-- What you need to do --
Would you quote every entry exactly, dropping only the pictures?

** begin The input **

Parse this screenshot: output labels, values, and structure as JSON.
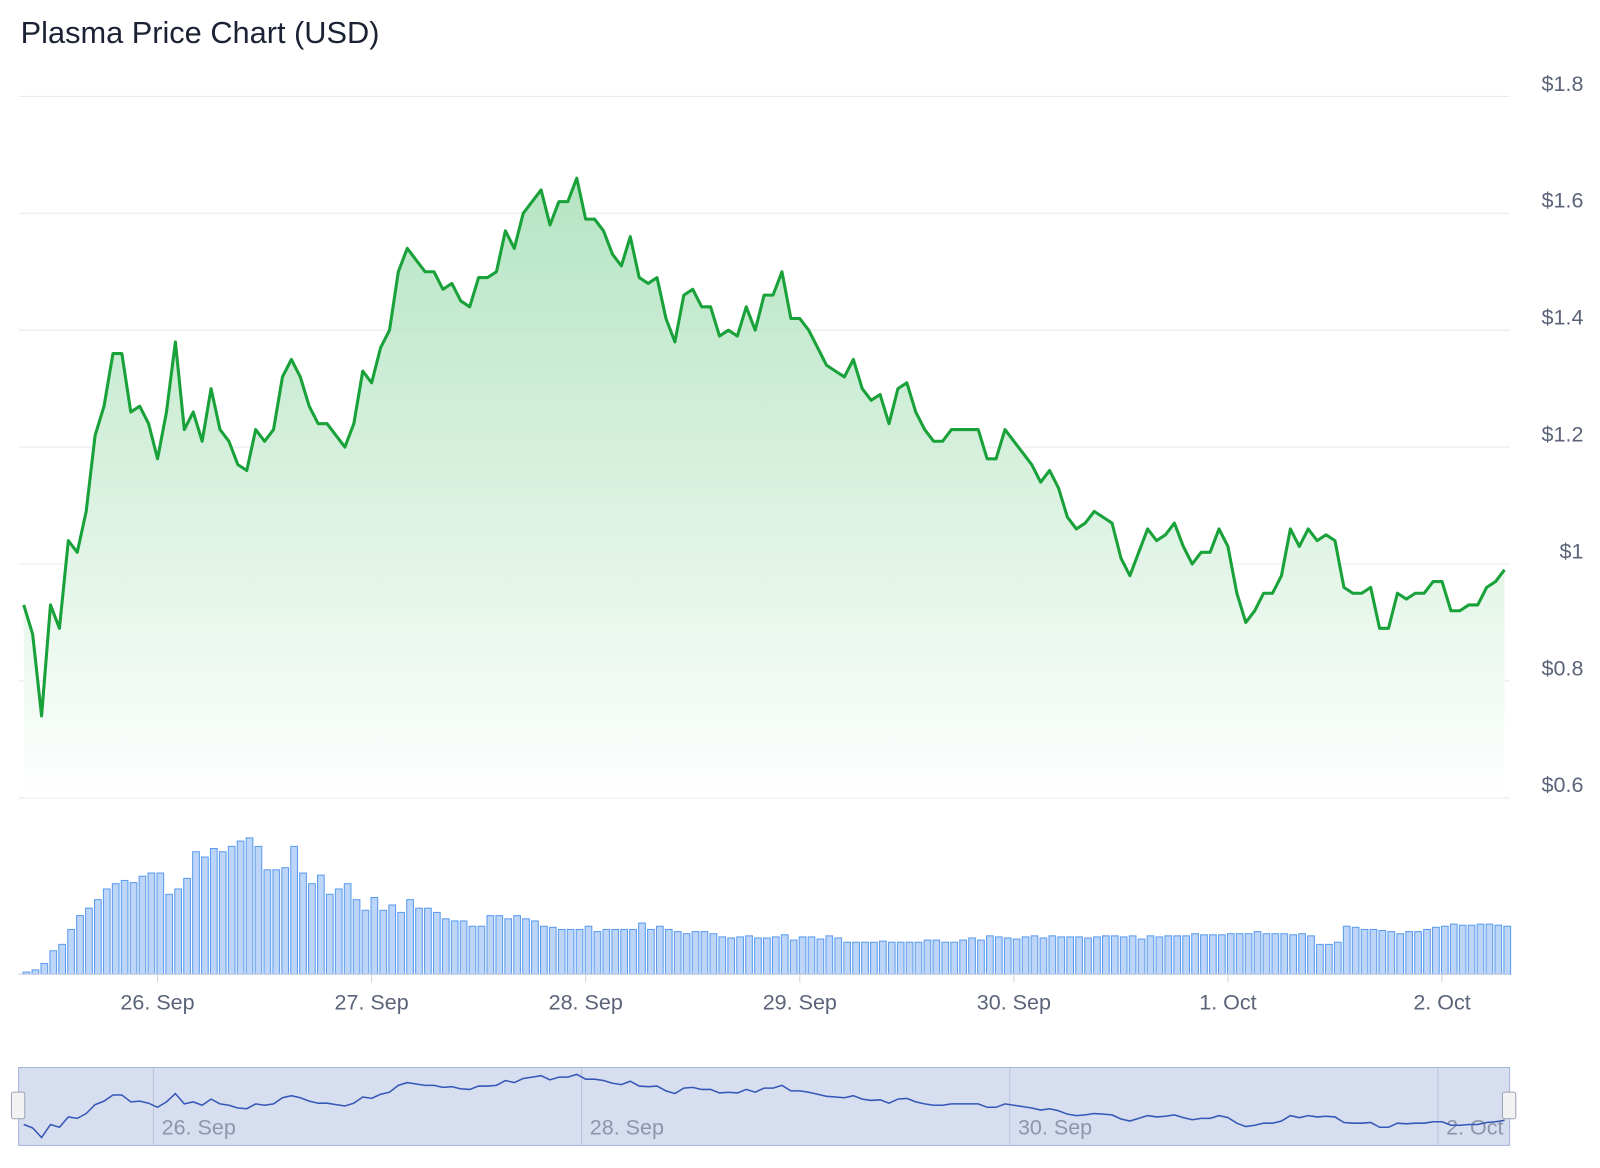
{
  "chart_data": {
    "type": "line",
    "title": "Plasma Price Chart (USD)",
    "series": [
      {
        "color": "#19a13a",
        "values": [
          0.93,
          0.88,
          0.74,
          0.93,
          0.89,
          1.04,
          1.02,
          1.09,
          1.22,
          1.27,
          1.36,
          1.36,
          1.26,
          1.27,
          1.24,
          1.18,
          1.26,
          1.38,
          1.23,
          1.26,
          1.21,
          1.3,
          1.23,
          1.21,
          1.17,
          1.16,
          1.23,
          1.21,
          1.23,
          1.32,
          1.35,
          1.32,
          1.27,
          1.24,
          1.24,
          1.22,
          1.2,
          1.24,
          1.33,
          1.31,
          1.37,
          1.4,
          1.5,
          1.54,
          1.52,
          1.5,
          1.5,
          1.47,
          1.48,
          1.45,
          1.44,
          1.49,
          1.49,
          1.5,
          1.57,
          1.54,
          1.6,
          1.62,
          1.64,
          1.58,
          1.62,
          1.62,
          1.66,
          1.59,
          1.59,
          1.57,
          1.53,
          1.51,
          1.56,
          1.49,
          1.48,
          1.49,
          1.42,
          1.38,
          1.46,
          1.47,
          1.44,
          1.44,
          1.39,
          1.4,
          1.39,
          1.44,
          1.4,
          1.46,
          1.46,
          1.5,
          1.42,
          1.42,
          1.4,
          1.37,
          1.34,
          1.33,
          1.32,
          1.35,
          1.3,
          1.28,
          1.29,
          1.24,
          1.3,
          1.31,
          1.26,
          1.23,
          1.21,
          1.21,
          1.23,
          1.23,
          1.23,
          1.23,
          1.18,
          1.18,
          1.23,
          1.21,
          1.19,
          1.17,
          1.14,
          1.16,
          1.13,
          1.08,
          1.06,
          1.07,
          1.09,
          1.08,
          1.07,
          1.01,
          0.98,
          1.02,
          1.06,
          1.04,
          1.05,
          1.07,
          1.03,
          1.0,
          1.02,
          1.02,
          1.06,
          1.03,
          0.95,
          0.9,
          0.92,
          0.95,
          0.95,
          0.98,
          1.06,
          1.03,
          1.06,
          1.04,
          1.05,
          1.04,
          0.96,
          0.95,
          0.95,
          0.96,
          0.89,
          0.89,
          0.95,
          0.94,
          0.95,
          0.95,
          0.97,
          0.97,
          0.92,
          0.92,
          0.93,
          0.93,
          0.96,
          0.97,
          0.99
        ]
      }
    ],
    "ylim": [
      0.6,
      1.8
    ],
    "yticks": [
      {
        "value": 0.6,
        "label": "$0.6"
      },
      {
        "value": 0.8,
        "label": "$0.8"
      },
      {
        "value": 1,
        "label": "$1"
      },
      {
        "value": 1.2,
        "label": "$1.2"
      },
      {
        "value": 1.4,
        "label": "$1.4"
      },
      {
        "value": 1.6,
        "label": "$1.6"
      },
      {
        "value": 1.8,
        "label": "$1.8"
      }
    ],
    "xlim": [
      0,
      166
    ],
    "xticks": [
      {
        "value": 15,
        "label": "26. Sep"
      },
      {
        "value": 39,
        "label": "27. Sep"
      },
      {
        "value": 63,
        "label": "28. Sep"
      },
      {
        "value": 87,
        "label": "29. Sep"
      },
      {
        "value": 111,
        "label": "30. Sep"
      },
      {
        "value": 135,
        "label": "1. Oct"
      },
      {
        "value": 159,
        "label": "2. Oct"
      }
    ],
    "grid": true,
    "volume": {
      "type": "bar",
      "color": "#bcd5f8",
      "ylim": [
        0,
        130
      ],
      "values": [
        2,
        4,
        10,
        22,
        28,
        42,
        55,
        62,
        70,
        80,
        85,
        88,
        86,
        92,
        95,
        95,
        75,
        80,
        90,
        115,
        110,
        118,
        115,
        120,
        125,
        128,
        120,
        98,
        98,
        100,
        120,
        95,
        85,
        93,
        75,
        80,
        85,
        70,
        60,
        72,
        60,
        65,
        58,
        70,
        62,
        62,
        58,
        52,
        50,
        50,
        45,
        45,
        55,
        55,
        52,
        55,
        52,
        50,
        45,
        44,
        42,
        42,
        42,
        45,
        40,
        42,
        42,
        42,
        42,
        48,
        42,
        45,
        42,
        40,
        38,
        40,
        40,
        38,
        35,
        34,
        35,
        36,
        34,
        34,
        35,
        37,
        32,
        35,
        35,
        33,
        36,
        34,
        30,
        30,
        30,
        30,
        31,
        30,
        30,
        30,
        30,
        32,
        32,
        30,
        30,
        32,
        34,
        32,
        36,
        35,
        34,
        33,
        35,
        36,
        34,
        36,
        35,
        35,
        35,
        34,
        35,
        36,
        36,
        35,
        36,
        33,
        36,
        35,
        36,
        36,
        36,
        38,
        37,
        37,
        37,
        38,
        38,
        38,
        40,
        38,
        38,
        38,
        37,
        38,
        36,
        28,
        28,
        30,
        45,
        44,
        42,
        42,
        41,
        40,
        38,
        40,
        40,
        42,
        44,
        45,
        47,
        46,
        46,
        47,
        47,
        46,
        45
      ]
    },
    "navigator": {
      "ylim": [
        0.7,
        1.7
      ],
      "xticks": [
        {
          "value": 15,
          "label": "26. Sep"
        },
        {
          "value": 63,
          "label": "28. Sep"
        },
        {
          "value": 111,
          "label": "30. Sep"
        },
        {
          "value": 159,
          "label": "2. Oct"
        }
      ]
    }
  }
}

** end The input **

-- Solution to this exercise --
Parse this screenshot: output labels, values, and structure as JSON.
{
  "chart_data": {
    "type": "line",
    "title": "Plasma Price Chart (USD)",
    "series": [
      {
        "color": "#19a13a",
        "values": [
          0.93,
          0.88,
          0.74,
          0.93,
          0.89,
          1.04,
          1.02,
          1.09,
          1.22,
          1.27,
          1.36,
          1.36,
          1.26,
          1.27,
          1.24,
          1.18,
          1.26,
          1.38,
          1.23,
          1.26,
          1.21,
          1.3,
          1.23,
          1.21,
          1.17,
          1.16,
          1.23,
          1.21,
          1.23,
          1.32,
          1.35,
          1.32,
          1.27,
          1.24,
          1.24,
          1.22,
          1.2,
          1.24,
          1.33,
          1.31,
          1.37,
          1.4,
          1.5,
          1.54,
          1.52,
          1.5,
          1.5,
          1.47,
          1.48,
          1.45,
          1.44,
          1.49,
          1.49,
          1.5,
          1.57,
          1.54,
          1.6,
          1.62,
          1.64,
          1.58,
          1.62,
          1.62,
          1.66,
          1.59,
          1.59,
          1.57,
          1.53,
          1.51,
          1.56,
          1.49,
          1.48,
          1.49,
          1.42,
          1.38,
          1.46,
          1.47,
          1.44,
          1.44,
          1.39,
          1.4,
          1.39,
          1.44,
          1.4,
          1.46,
          1.46,
          1.5,
          1.42,
          1.42,
          1.4,
          1.37,
          1.34,
          1.33,
          1.32,
          1.35,
          1.3,
          1.28,
          1.29,
          1.24,
          1.3,
          1.31,
          1.26,
          1.23,
          1.21,
          1.21,
          1.23,
          1.23,
          1.23,
          1.23,
          1.18,
          1.18,
          1.23,
          1.21,
          1.19,
          1.17,
          1.14,
          1.16,
          1.13,
          1.08,
          1.06,
          1.07,
          1.09,
          1.08,
          1.07,
          1.01,
          0.98,
          1.02,
          1.06,
          1.04,
          1.05,
          1.07,
          1.03,
          1.0,
          1.02,
          1.02,
          1.06,
          1.03,
          0.95,
          0.9,
          0.92,
          0.95,
          0.95,
          0.98,
          1.06,
          1.03,
          1.06,
          1.04,
          1.05,
          1.04,
          0.96,
          0.95,
          0.95,
          0.96,
          0.89,
          0.89,
          0.95,
          0.94,
          0.95,
          0.95,
          0.97,
          0.97,
          0.92,
          0.92,
          0.93,
          0.93,
          0.96,
          0.97,
          0.99
        ]
      }
    ],
    "ylim": [
      0.6,
      1.8
    ],
    "yticks": [
      {
        "value": 0.6,
        "label": "$0.6"
      },
      {
        "value": 0.8,
        "label": "$0.8"
      },
      {
        "value": 1,
        "label": "$1"
      },
      {
        "value": 1.2,
        "label": "$1.2"
      },
      {
        "value": 1.4,
        "label": "$1.4"
      },
      {
        "value": 1.6,
        "label": "$1.6"
      },
      {
        "value": 1.8,
        "label": "$1.8"
      }
    ],
    "xlim": [
      0,
      166
    ],
    "xticks": [
      {
        "value": 15,
        "label": "26. Sep"
      },
      {
        "value": 39,
        "label": "27. Sep"
      },
      {
        "value": 63,
        "label": "28. Sep"
      },
      {
        "value": 87,
        "label": "29. Sep"
      },
      {
        "value": 111,
        "label": "30. Sep"
      },
      {
        "value": 135,
        "label": "1. Oct"
      },
      {
        "value": 159,
        "label": "2. Oct"
      }
    ],
    "grid": true,
    "volume": {
      "type": "bar",
      "color": "#bcd5f8",
      "ylim": [
        0,
        130
      ],
      "values": [
        2,
        4,
        10,
        22,
        28,
        42,
        55,
        62,
        70,
        80,
        85,
        88,
        86,
        92,
        95,
        95,
        75,
        80,
        90,
        115,
        110,
        118,
        115,
        120,
        125,
        128,
        120,
        98,
        98,
        100,
        120,
        95,
        85,
        93,
        75,
        80,
        85,
        70,
        60,
        72,
        60,
        65,
        58,
        70,
        62,
        62,
        58,
        52,
        50,
        50,
        45,
        45,
        55,
        55,
        52,
        55,
        52,
        50,
        45,
        44,
        42,
        42,
        42,
        45,
        40,
        42,
        42,
        42,
        42,
        48,
        42,
        45,
        42,
        40,
        38,
        40,
        40,
        38,
        35,
        34,
        35,
        36,
        34,
        34,
        35,
        37,
        32,
        35,
        35,
        33,
        36,
        34,
        30,
        30,
        30,
        30,
        31,
        30,
        30,
        30,
        30,
        32,
        32,
        30,
        30,
        32,
        34,
        32,
        36,
        35,
        34,
        33,
        35,
        36,
        34,
        36,
        35,
        35,
        35,
        34,
        35,
        36,
        36,
        35,
        36,
        33,
        36,
        35,
        36,
        36,
        36,
        38,
        37,
        37,
        37,
        38,
        38,
        38,
        40,
        38,
        38,
        38,
        37,
        38,
        36,
        28,
        28,
        30,
        45,
        44,
        42,
        42,
        41,
        40,
        38,
        40,
        40,
        42,
        44,
        45,
        47,
        46,
        46,
        47,
        47,
        46,
        45
      ]
    },
    "navigator": {
      "ylim": [
        0.7,
        1.7
      ],
      "xticks": [
        {
          "value": 15,
          "label": "26. Sep"
        },
        {
          "value": 63,
          "label": "28. Sep"
        },
        {
          "value": 111,
          "label": "30. Sep"
        },
        {
          "value": 159,
          "label": "2. Oct"
        }
      ]
    }
  }
}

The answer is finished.